*** Provided material ***

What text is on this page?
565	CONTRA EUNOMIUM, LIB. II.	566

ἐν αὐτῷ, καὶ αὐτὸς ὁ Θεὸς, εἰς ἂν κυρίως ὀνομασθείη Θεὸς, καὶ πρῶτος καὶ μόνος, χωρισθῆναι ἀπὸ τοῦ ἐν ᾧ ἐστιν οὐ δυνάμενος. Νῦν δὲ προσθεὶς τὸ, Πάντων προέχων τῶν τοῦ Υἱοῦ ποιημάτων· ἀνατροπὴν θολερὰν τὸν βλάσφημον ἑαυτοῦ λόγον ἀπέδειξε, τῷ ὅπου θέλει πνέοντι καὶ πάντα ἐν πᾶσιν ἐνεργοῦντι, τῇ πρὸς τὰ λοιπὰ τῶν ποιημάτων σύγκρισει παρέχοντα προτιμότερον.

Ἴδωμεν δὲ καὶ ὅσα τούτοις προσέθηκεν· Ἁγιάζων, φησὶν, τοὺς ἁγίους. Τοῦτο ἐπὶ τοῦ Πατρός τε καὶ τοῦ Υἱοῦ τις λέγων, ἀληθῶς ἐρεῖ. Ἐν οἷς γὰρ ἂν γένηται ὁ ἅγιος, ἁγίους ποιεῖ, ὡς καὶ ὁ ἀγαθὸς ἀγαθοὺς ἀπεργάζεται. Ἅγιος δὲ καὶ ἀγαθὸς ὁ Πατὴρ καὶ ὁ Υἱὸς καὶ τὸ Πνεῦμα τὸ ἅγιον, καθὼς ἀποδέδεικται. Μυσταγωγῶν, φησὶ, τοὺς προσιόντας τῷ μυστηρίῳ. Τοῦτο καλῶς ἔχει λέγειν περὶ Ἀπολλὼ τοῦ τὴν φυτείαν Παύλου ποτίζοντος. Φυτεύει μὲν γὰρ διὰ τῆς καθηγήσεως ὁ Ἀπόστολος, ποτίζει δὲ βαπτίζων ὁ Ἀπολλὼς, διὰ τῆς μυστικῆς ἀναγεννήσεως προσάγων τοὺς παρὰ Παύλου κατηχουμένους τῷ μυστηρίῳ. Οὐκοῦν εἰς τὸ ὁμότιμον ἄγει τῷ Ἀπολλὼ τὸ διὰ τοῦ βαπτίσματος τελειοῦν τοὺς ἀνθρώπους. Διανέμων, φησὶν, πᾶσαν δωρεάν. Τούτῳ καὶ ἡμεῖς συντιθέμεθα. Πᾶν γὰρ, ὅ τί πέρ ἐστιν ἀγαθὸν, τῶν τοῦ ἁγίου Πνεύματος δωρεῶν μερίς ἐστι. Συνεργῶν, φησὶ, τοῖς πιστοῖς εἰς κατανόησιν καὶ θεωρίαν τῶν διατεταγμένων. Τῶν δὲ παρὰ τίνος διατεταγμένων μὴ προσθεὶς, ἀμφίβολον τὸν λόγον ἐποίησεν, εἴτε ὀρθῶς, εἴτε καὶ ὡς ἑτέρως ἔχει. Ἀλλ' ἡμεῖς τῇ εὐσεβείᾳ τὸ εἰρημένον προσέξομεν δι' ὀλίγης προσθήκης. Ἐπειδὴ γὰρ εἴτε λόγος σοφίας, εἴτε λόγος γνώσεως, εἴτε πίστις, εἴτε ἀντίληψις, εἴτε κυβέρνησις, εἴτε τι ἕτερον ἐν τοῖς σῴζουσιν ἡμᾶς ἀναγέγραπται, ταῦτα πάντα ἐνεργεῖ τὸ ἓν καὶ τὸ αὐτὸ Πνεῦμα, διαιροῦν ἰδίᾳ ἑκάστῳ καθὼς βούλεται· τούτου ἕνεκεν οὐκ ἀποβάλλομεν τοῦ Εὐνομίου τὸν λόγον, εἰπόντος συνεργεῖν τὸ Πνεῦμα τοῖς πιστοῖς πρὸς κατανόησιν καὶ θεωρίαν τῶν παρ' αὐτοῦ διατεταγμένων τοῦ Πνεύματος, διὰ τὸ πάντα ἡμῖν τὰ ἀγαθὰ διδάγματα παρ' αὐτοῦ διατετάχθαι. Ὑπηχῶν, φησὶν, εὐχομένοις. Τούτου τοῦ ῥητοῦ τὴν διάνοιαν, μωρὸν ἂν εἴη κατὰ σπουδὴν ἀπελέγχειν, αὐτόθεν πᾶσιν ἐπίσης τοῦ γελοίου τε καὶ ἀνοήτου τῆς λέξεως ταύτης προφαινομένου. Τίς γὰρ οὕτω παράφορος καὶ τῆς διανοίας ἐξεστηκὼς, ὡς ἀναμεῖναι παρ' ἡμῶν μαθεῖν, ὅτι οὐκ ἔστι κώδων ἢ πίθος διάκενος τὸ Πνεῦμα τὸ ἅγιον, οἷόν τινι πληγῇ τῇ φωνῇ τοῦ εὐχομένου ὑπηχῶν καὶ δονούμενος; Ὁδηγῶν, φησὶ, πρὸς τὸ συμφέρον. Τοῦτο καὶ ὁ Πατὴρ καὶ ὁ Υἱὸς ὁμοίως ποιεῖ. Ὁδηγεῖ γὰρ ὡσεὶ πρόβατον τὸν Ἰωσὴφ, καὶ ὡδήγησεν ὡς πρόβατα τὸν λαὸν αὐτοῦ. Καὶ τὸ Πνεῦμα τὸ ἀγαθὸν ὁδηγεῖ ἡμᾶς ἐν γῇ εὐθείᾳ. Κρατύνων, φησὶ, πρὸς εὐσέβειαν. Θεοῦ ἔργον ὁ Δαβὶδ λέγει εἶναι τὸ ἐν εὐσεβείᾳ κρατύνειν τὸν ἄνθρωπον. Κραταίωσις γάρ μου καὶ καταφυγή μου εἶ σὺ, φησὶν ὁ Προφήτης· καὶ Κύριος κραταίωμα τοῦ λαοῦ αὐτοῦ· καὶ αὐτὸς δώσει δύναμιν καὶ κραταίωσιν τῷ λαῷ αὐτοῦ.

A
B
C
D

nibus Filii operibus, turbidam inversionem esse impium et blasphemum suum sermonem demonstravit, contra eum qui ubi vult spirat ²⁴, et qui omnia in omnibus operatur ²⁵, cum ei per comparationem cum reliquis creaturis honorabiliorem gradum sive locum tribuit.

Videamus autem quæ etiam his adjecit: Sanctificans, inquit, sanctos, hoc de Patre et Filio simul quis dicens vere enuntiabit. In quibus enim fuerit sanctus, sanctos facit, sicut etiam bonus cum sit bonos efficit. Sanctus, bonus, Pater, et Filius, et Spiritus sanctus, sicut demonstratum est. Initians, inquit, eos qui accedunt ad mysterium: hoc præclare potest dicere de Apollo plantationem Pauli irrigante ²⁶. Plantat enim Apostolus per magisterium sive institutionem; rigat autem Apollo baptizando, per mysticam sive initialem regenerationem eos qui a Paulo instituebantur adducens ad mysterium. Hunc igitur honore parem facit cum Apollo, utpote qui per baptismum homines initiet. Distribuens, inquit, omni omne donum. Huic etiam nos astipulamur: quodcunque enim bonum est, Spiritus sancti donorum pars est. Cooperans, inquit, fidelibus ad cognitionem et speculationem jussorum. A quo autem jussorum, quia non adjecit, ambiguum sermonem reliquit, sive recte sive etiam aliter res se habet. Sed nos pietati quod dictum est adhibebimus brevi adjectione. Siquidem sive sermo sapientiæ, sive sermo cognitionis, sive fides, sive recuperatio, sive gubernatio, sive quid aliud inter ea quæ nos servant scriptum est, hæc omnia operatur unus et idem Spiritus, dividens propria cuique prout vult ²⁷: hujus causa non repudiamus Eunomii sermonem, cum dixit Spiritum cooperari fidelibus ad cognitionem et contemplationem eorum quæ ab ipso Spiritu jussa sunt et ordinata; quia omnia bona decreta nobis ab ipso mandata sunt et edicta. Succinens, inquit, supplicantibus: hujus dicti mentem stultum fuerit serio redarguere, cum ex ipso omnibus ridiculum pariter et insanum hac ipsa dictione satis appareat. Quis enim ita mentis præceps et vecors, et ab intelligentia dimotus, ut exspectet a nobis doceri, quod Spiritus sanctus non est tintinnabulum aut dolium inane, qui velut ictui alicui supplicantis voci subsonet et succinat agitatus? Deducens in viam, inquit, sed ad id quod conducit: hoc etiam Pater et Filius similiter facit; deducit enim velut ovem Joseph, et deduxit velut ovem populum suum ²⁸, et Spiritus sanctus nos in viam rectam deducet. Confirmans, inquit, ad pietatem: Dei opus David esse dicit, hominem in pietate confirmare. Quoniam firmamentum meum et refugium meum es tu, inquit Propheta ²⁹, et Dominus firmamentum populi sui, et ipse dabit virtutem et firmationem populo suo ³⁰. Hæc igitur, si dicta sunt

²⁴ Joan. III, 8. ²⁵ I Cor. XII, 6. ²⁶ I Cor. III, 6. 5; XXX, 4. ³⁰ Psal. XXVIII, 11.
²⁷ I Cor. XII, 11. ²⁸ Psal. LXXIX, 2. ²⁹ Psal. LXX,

***

▶ [Task goal]: Out of the records, collect only those lines that contain the string "Psal".

▶ [Expected answer]:
²⁴ Joan. III, 8. ²⁵ I Cor. XII, 6. ²⁶ I Cor. III, 6. 5; XXX, 4. ³⁰ Psal. XXVIII, 11.
²⁷ I Cor. XII, 11. ²⁸ Psal. LXXIX, 2. ²⁹ Psal. LXX,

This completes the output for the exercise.